• **Trecho selecionado**:
ALEX SOLNIK
Imagine um país no qual, apesar de ser proibido fumar maconha, a maioria fuma e você, não. Você vai ser visto com desconfiança pelos outros. Ih, esse cara é esquisito, não fuma maconha.
Depois, as críticas vão ficar mais contundentes. Por que ele não fuma maconha? Quer bancar o diferente? Quer ser melhor que os outros?
À medida em que o tempo passa e você continua recusando fumar maconha, a situação piora para você.
Você passa a ser visto como o cara errado; os outros é que estão certos, pois são a maioria. Passam a suspeitar que você, além de não fazer o que faz a maioria, poderá delatar os outros. Você representa um perigo para eles.
Agora, imagine que, de repente, você vira o presidente desse país.
Você não fuma maconha, sabe que a maioria fuma maconha e também sabe que a sociedade, da boca para fora, rejeita maconha, pois é um vício, pois é visto como crime, pois quem compra maconha se envolve com criminosos que a vendem e daí resulta o aumento da violência etc etc etc.
Continua…
De repente, começa uma investigação monstro que resolve acabar com o problema e passa a prender os que fumam maconha, em massa e também os que a fornecem.

• **Linhas de dados**:
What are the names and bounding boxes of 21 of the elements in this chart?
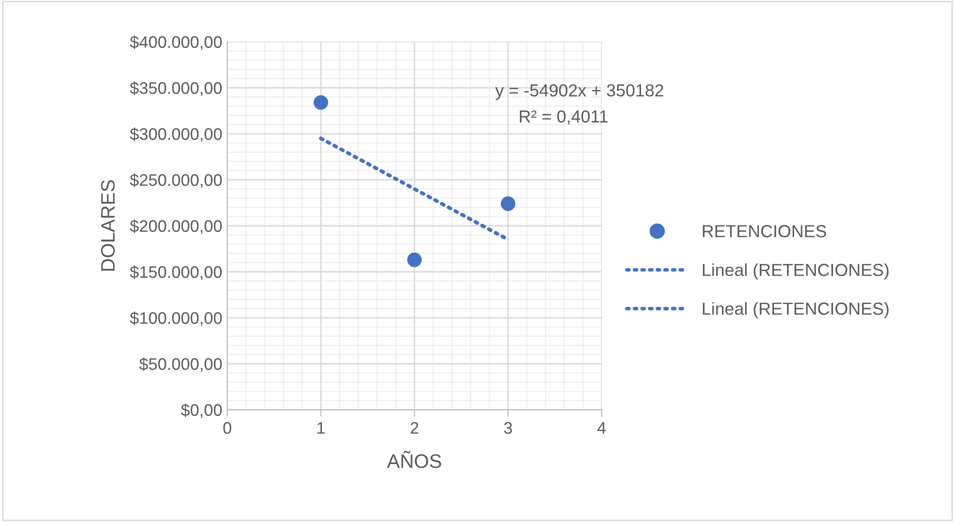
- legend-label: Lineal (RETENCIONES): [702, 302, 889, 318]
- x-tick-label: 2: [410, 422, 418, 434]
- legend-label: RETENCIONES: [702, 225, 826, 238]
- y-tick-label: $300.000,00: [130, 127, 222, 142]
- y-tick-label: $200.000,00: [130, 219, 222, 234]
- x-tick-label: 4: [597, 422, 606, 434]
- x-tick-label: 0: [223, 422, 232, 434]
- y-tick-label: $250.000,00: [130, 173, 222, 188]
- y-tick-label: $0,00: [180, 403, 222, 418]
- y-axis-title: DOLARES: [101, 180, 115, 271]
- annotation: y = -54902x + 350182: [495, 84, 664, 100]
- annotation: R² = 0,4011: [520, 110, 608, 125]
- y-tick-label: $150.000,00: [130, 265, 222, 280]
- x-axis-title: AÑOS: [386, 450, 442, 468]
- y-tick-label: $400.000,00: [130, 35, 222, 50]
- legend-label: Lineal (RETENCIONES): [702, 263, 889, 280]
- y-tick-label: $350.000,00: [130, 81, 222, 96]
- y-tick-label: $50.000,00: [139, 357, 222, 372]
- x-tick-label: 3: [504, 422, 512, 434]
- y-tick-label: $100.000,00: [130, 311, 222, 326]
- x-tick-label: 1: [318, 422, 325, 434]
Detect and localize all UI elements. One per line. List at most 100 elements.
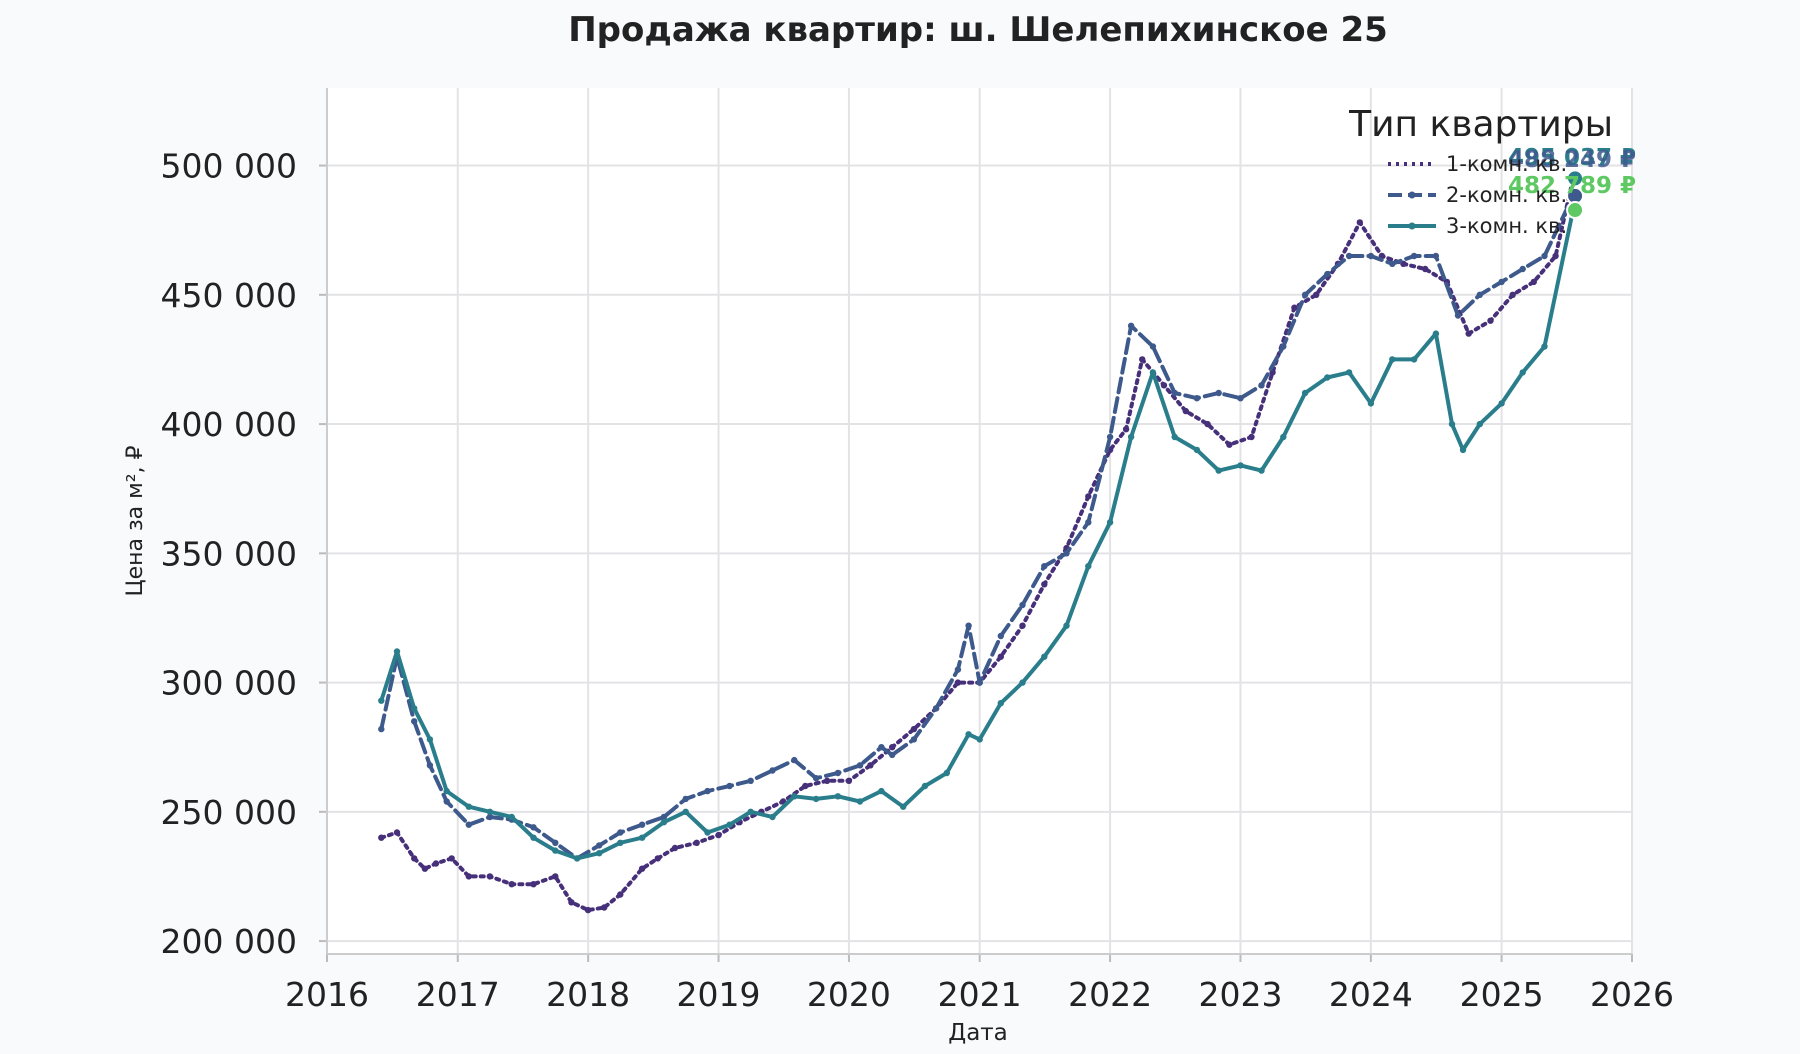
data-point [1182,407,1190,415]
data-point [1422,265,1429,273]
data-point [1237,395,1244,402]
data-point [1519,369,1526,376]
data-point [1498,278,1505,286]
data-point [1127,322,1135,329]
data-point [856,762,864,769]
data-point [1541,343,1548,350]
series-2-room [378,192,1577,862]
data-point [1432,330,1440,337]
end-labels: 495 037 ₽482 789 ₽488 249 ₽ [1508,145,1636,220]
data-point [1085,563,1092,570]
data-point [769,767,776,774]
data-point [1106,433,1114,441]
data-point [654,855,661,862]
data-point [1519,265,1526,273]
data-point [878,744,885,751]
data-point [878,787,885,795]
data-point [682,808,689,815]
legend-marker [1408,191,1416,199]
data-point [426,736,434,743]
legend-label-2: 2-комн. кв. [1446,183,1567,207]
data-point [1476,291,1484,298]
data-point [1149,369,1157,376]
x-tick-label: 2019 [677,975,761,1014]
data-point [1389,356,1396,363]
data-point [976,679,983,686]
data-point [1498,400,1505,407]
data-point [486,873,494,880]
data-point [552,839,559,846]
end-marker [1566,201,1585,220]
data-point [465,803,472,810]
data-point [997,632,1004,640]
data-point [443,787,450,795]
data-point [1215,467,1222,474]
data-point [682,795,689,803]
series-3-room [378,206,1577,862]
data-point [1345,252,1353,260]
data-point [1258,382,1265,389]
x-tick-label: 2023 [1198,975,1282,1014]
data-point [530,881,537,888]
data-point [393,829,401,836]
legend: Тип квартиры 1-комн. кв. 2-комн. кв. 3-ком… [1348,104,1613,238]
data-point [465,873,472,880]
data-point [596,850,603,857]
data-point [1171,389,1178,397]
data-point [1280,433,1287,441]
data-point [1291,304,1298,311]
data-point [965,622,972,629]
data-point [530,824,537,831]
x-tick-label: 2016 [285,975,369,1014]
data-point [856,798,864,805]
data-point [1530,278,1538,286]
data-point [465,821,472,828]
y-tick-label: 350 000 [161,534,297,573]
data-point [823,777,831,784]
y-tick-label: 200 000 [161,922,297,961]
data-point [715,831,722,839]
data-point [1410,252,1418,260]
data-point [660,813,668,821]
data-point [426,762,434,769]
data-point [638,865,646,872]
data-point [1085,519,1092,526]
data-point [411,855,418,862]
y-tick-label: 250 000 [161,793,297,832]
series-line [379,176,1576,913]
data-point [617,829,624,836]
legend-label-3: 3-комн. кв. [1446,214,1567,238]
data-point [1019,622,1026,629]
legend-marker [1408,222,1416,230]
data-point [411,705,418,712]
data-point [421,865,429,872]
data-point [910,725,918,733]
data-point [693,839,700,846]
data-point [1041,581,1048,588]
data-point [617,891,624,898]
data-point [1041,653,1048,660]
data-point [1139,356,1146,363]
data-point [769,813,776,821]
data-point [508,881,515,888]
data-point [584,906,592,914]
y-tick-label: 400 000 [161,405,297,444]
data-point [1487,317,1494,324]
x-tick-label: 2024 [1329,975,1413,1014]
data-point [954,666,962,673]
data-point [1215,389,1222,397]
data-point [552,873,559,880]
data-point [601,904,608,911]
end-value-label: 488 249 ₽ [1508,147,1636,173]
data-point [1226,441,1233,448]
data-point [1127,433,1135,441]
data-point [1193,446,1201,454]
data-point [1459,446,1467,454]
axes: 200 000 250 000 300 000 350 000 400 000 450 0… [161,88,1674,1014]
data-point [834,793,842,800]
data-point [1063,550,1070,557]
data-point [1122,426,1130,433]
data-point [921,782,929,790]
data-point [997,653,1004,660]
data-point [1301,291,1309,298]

* * *

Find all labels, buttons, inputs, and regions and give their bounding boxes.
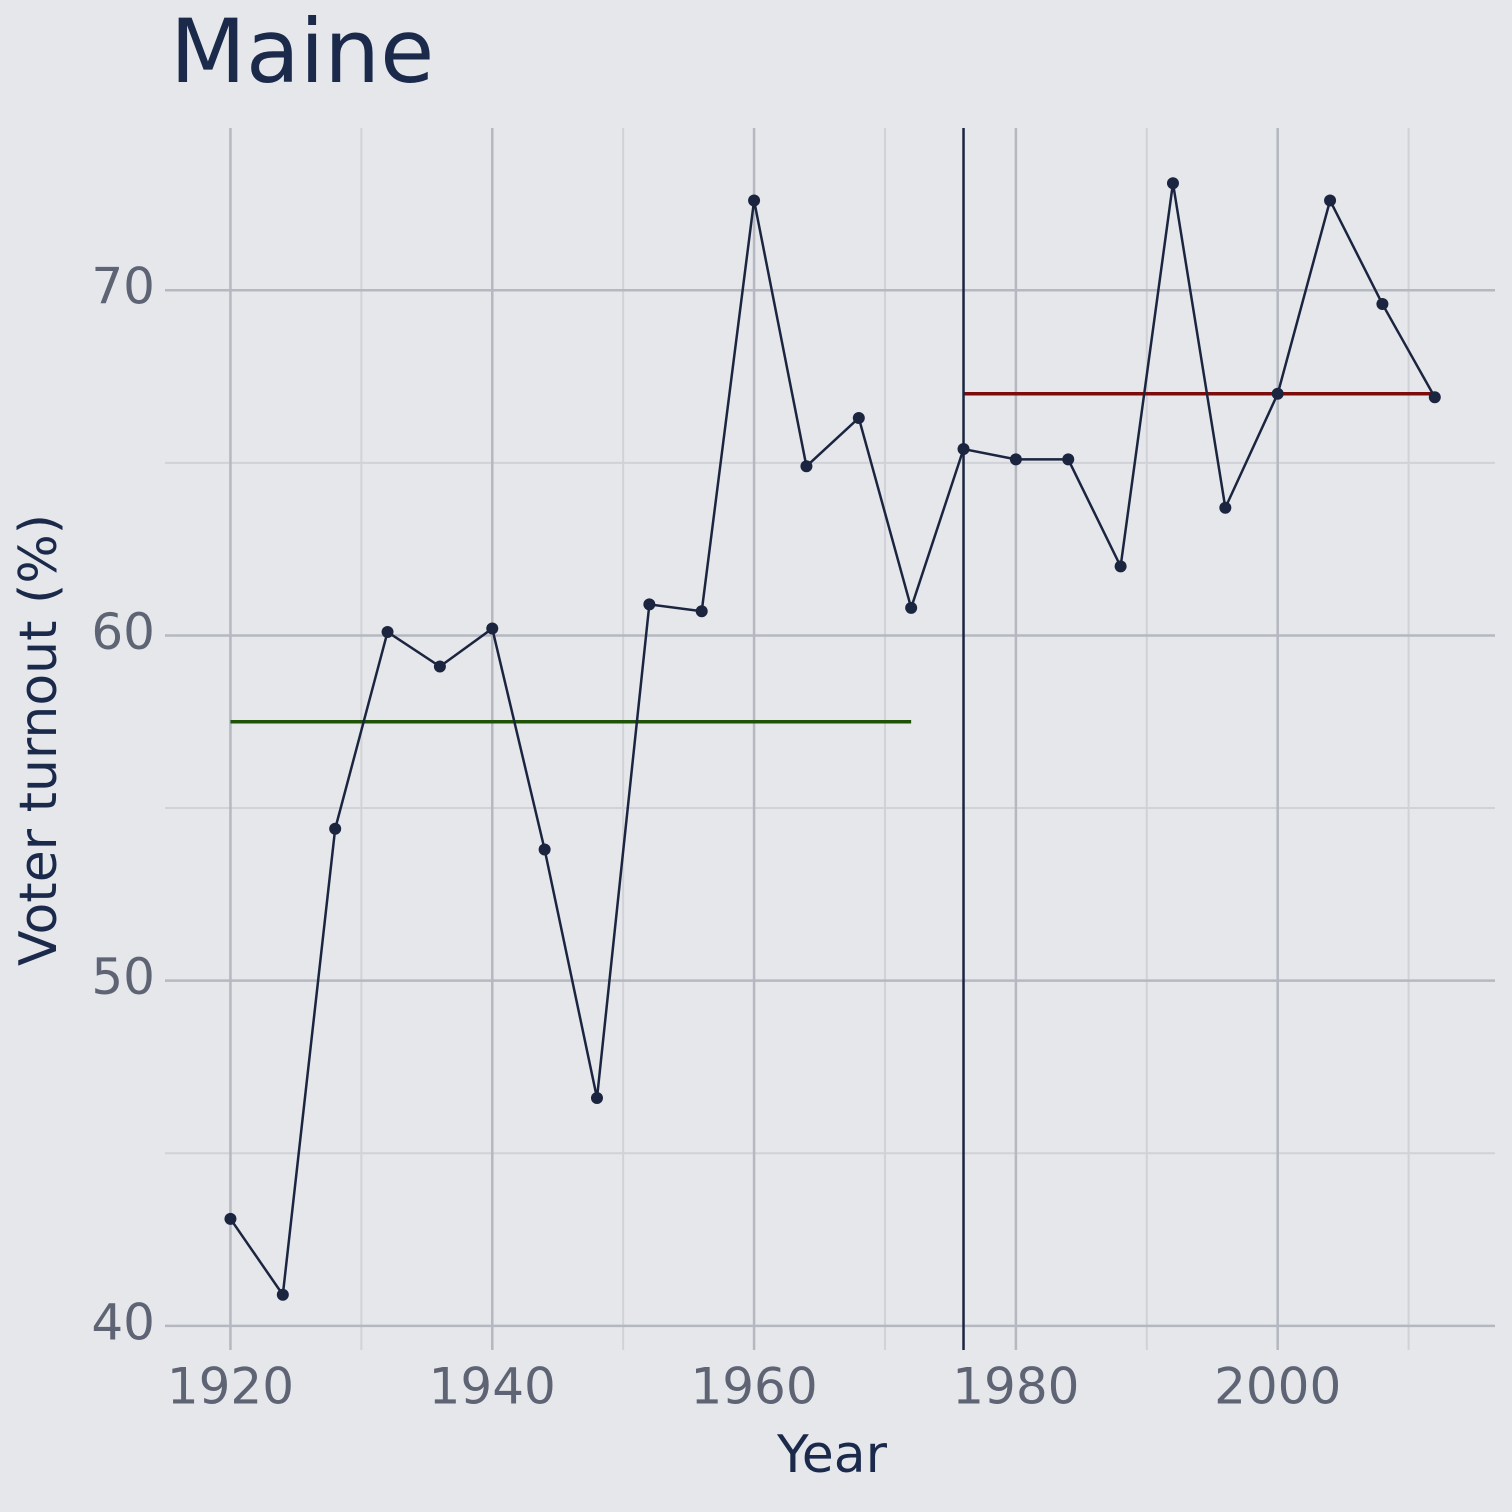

• **Instruções do exercício**:
Escreva a continuação do texto sobre o país imaginário em que a maioria fuma maconha, começando logo após a última frase. As linhas não têm nenhuma relação com este exercício.

• **Resposta do exercício**:
Como você é a principal autoridade do país você tem, supostamente, o poder de controlar os movimentos da polícia, podendo, portanto, mandar que os policiais prendam certas pessoas e outras, não. Ou que não prendam ninguém, já que, apesar de ser proibido, a maioria faz isso.
No entanto, você é um presidente que não fuma maconha, sabe que os outros fumam (a maioria), mas também sabe que não é justo deixar alguns fumarem e outros não, alguns venderem e outros não, por isso você age como Salomão, deixa a polícia agir livremente, certo de que, fazendo isso, você faz o que a sociedade que o elegeu espera de você, ou seja, fazer cumprir a lei que proíbe a maconha, deixar investigar livremente quem fuma maconha ou não e não está fazendo mais do que a sua obrigação que é promover a justiça.
No entanto, aqueles que fumam maconha (a maioria), à medida em que percebem que o perigo se aproxima deles começam a fazer de tudo para pressionar você a usar de sua autoridade para protegê-los.
Quando percebem que você é um sujeito refratário a pressões e que não vai mudar mesmo a sua atitude, eles tentam outro caminho.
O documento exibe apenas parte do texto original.